Start

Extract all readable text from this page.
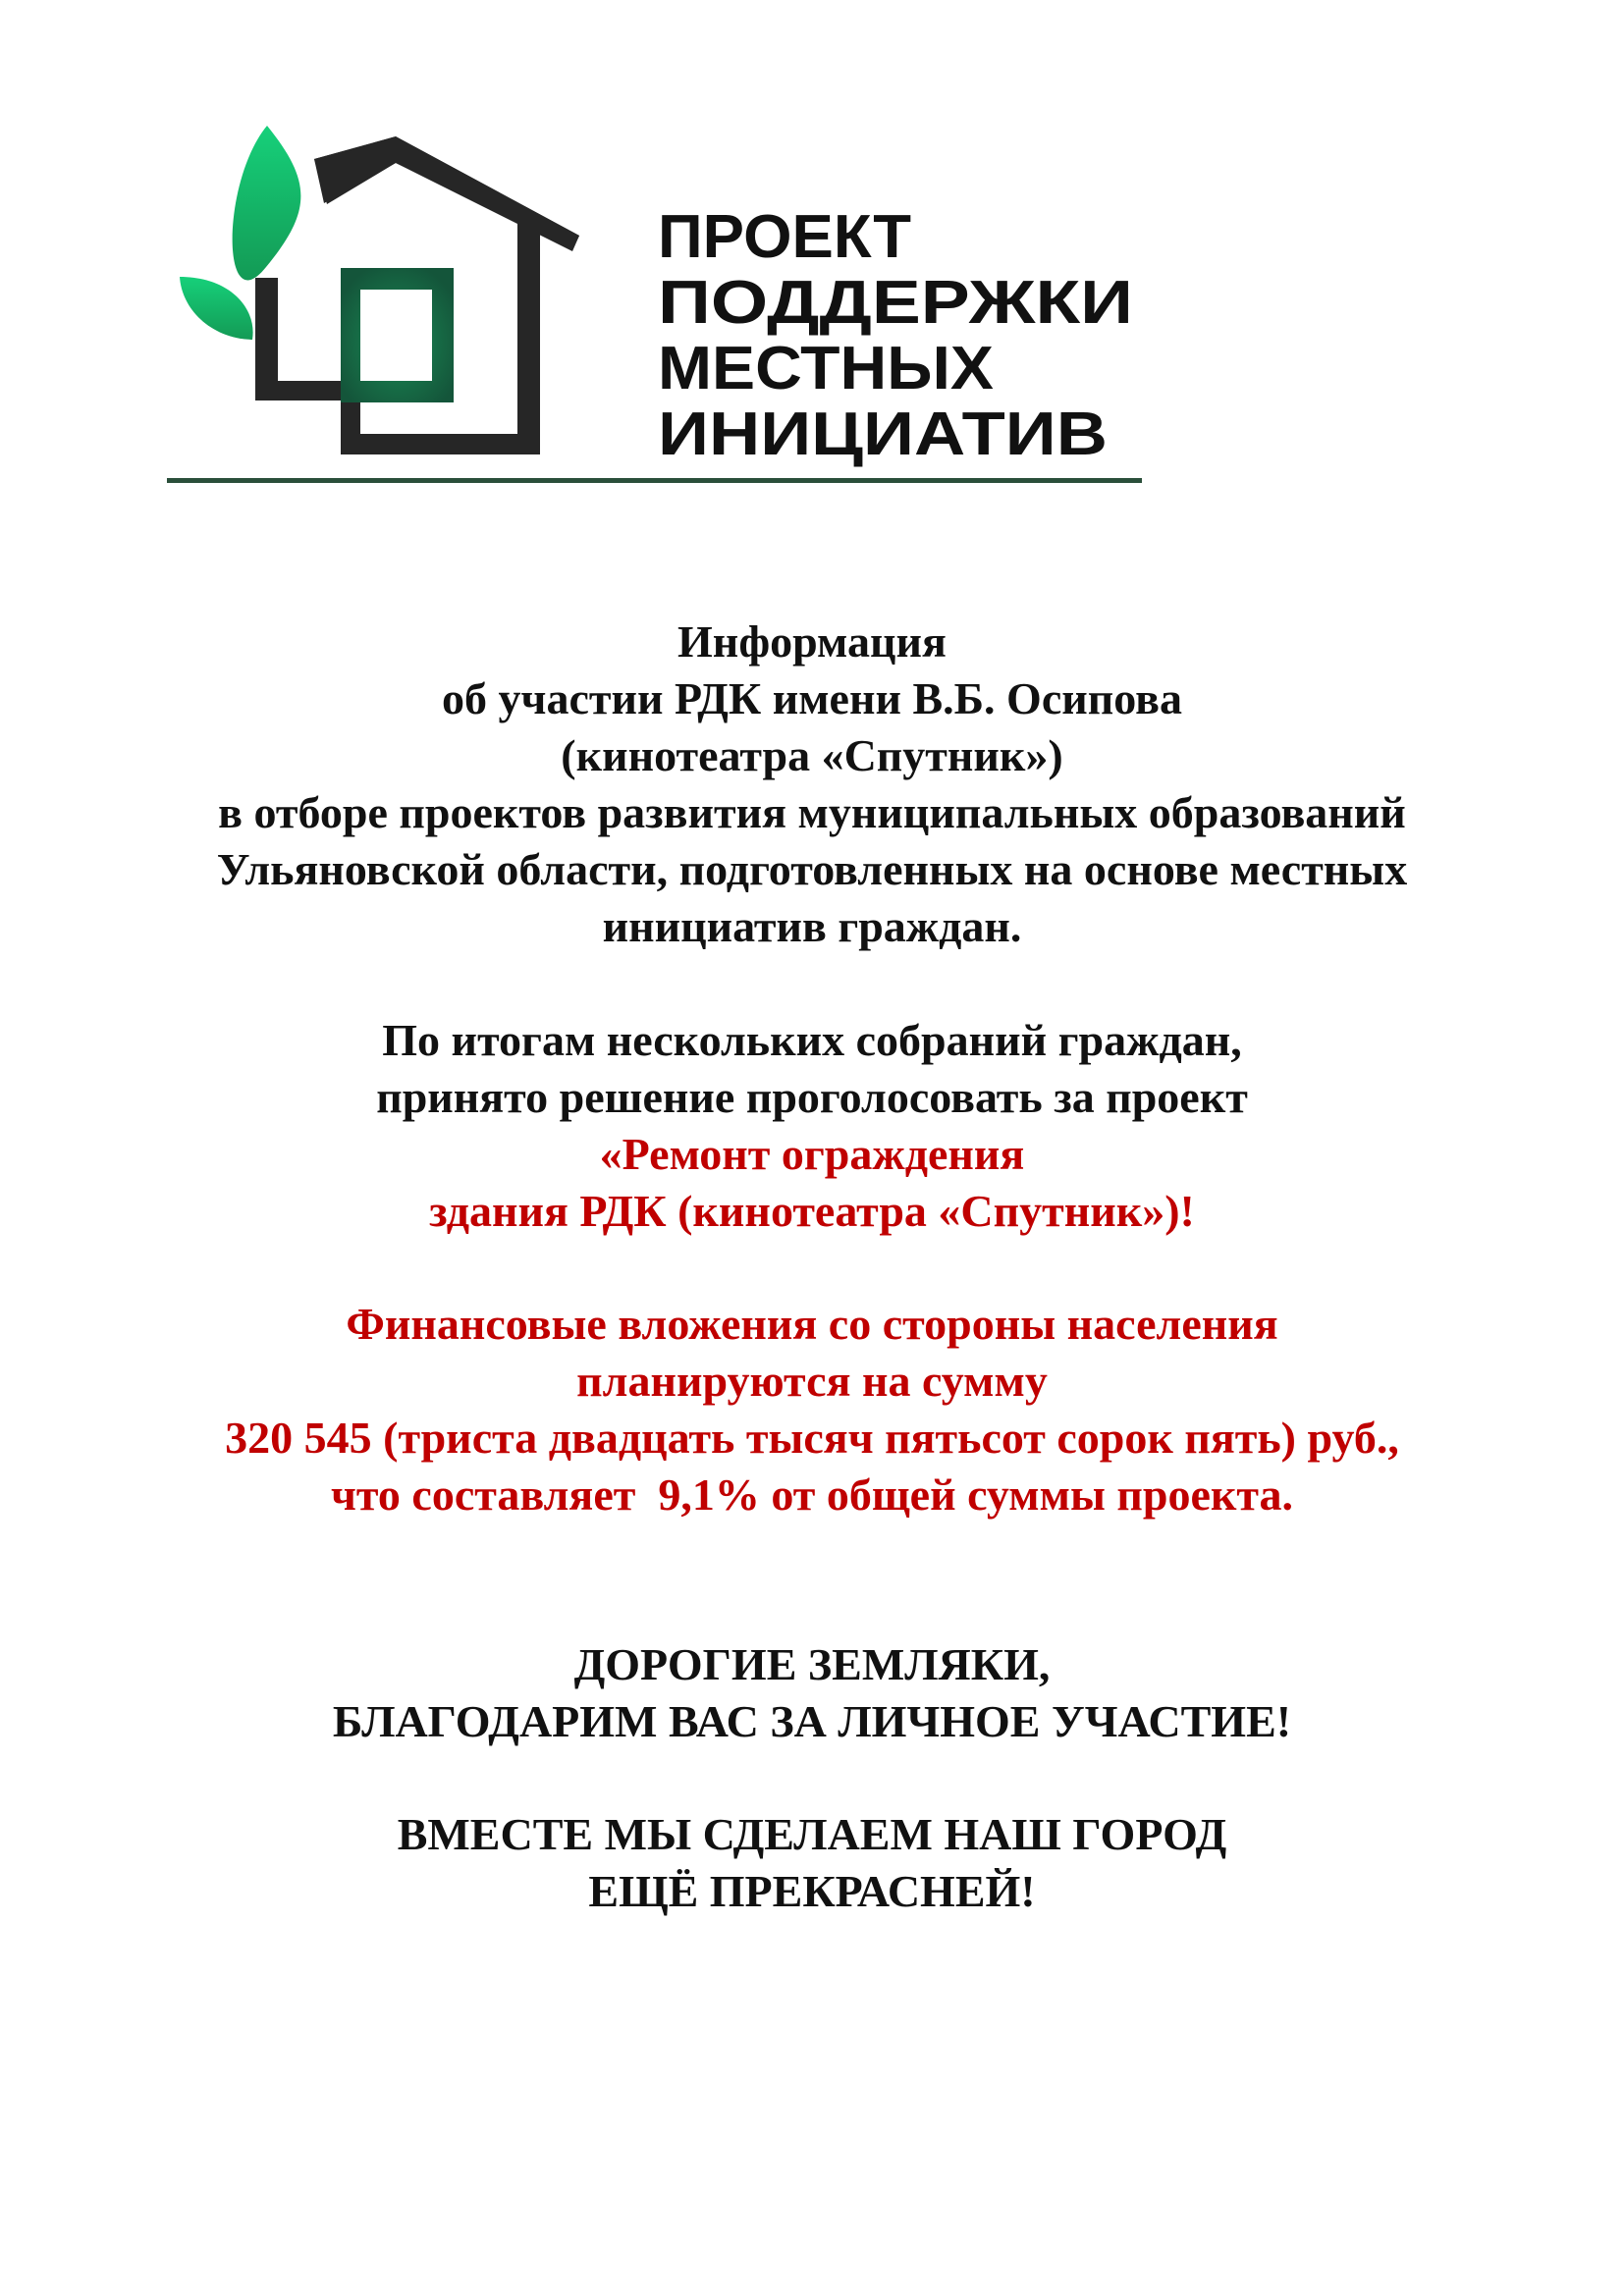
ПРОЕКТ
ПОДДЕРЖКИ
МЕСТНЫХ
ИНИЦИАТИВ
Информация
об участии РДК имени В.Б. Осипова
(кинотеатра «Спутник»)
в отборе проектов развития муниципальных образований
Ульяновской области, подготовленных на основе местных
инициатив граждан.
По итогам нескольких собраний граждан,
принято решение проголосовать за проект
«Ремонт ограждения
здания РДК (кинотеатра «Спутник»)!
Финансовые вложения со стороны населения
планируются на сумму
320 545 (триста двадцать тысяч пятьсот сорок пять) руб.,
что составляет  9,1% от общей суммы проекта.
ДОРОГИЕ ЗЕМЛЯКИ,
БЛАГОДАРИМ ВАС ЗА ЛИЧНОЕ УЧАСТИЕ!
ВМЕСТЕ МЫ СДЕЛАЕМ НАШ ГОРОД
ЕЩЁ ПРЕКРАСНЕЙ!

End

Give every record back exactly as it reads, with no images.

Extract all readable text from this page.
ПРОЕКТ
ПОДДЕРЖКИ
МЕСТНЫХ
ИНИЦИАТИВ
Информация
об участии РДК имени В.Б. Осипова
(кинотеатра «Спутник»)
в отборе проектов развития муниципальных образований
Ульяновской области, подготовленных на основе местных
инициатив граждан.
По итогам нескольких собраний граждан,
принято решение проголосовать за проект
«Ремонт ограждения
здания РДК (кинотеатра «Спутник»)!
Финансовые вложения со стороны населения
планируются на сумму
320 545 (триста двадцать тысяч пятьсот сорок пять) руб.,
что составляет  9,1% от общей суммы проекта.
ДОРОГИЕ ЗЕМЛЯКИ,
БЛАГОДАРИМ ВАС ЗА ЛИЧНОЕ УЧАСТИЕ!
ВМЕСТЕ МЫ СДЕЛАЕМ НАШ ГОРОД
ЕЩЁ ПРЕКРАСНЕЙ!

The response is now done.